*Written request*: The records below must be retyped exactly.

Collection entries
::::::::::
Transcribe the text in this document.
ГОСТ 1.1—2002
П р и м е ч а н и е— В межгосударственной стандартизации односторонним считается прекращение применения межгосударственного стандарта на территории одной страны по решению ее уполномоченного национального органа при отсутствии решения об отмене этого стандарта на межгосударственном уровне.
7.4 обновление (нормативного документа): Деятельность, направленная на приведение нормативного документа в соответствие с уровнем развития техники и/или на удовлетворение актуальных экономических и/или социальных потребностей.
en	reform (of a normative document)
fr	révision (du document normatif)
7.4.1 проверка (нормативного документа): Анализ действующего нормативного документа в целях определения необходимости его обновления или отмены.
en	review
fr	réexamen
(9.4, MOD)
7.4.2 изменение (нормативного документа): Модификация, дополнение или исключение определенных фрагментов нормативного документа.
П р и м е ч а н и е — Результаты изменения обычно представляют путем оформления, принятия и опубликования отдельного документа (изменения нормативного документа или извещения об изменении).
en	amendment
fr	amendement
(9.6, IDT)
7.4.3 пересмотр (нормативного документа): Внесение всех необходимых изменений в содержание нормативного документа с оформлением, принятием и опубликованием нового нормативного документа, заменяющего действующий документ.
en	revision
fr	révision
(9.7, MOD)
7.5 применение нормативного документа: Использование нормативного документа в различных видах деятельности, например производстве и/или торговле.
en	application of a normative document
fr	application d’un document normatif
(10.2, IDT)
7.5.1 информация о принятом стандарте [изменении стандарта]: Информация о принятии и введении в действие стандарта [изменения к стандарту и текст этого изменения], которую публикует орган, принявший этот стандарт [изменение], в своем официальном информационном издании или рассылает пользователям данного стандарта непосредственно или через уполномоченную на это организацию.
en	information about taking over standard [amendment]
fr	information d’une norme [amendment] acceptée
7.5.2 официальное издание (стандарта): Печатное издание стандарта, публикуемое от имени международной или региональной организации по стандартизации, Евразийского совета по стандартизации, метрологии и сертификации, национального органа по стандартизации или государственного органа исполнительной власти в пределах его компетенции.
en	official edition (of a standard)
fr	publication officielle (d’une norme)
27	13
::::::::::
*Exercise result*:
Transcribe the text in this document.
ГОСТ 1.1—2002
П р и м е ч а н и е— В межгосударственной стандартизации односторонним считается прекращение применения межгосударственного стандарта на территории одной страны по решению ее уполномоченного национального органа при отсутствии решения об отмене этого стандарта на межгосударственном уровне.
7.4 обновление (нормативного документа): Деятельность, направленная на приведение нормативного документа в соответствие с уровнем развития техники и/или на удовлетворение актуальных экономических и/или социальных потребностей.
en	reform (of a normative document)
fr	révision (du document normatif)
7.4.1 проверка (нормативного документа): Анализ действующего нормативного документа в целях определения необходимости его обновления или отмены.
en	review
fr	réexamen
(9.4, MOD)
7.4.2 изменение (нормативного документа): Модификация, дополнение или исключение определенных фрагментов нормативного документа.
П р и м е ч а н и е — Результаты изменения обычно представляют путем оформления, принятия и опубликования отдельного документа (изменения нормативного документа или извещения об изменении).
en	amendment
fr	amendement
(9.6, IDT)
7.4.3 пересмотр (нормативного документа): Внесение всех необходимых изменений в содержание нормативного документа с оформлением, принятием и опубликованием нового нормативного документа, заменяющего действующий документ.
en	revision
fr	révision
(9.7, MOD)
7.5 применение нормативного документа: Использование нормативного документа в различных видах деятельности, например производстве и/или торговле.
en	application of a normative document
fr	application d’un document normatif
(10.2, IDT)
7.5.1 информация о принятом стандарте [изменении стандарта]: Информация о принятии и введении в действие стандарта [изменения к стандарту и текст этого изменения], которую публикует орган, принявший этот стандарт [изменение], в своем официальном информационном издании или рассылает пользователям данного стандарта непосредственно или через уполномоченную на это организацию.
en	information about taking over standard [amendment]
fr	information d’une norme [amendment] acceptée
7.5.2 официальное издание (стандарта): Печатное издание стандарта, публикуемое от имени международной или региональной организации по стандартизации, Евразийского совета по стандартизации, метрологии и сертификации, национального органа по стандартизации или государственного органа исполнительной власти в пределах его компетенции.
en	official edition (of a standard)
fr	publication officielle (d’une norme)
27	13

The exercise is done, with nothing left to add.